[Task to carry out]
Reproduce every record below exactly as it appears.

- - - - - - -

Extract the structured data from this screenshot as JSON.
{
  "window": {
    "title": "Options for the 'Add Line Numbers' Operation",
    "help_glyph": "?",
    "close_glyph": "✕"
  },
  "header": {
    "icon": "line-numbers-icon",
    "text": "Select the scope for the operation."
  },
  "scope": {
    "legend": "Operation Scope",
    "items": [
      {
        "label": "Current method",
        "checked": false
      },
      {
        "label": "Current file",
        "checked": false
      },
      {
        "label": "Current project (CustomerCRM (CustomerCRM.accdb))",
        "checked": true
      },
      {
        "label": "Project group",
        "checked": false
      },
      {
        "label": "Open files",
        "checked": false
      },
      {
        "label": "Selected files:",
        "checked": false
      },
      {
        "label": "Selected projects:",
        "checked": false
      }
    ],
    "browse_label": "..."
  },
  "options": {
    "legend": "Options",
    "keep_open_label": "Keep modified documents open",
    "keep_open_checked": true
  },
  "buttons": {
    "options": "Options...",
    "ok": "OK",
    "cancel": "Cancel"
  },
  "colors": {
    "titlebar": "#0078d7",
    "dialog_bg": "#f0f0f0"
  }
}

- - - - - - -

[Response to this exercise]
Extract the structured data from this screenshot as JSON.
{
  "window": {
    "title": "Options for the 'Add Line Numbers' Operation",
    "help_glyph": "?",
    "close_glyph": "✕"
  },
  "header": {
    "icon": "line-numbers-icon",
    "text": "Select the scope for the operation."
  },
  "scope": {
    "legend": "Operation Scope",
    "items": [
      {
        "label": "Current method",
        "checked": false
      },
      {
        "label": "Current file",
        "checked": false
      },
      {
        "label": "Current project (CustomerCRM (CustomerCRM.accdb))",
        "checked": true
      },
      {
        "label": "Project group",
        "checked": false
      },
      {
        "label": "Open files",
        "checked": false
      },
      {
        "label": "Selected files:",
        "checked": false
      },
      {
        "label": "Selected projects:",
        "checked": false
      }
    ],
    "browse_label": "..."
  },
  "options": {
    "legend": "Options",
    "keep_open_label": "Keep modified documents open",
    "keep_open_checked": true
  },
  "buttons": {
    "options": "Options...",
    "ok": "OK",
    "cancel": "Cancel"
  },
  "colors": {
    "titlebar": "#0078d7",
    "dialog_bg": "#f0f0f0"
  }
}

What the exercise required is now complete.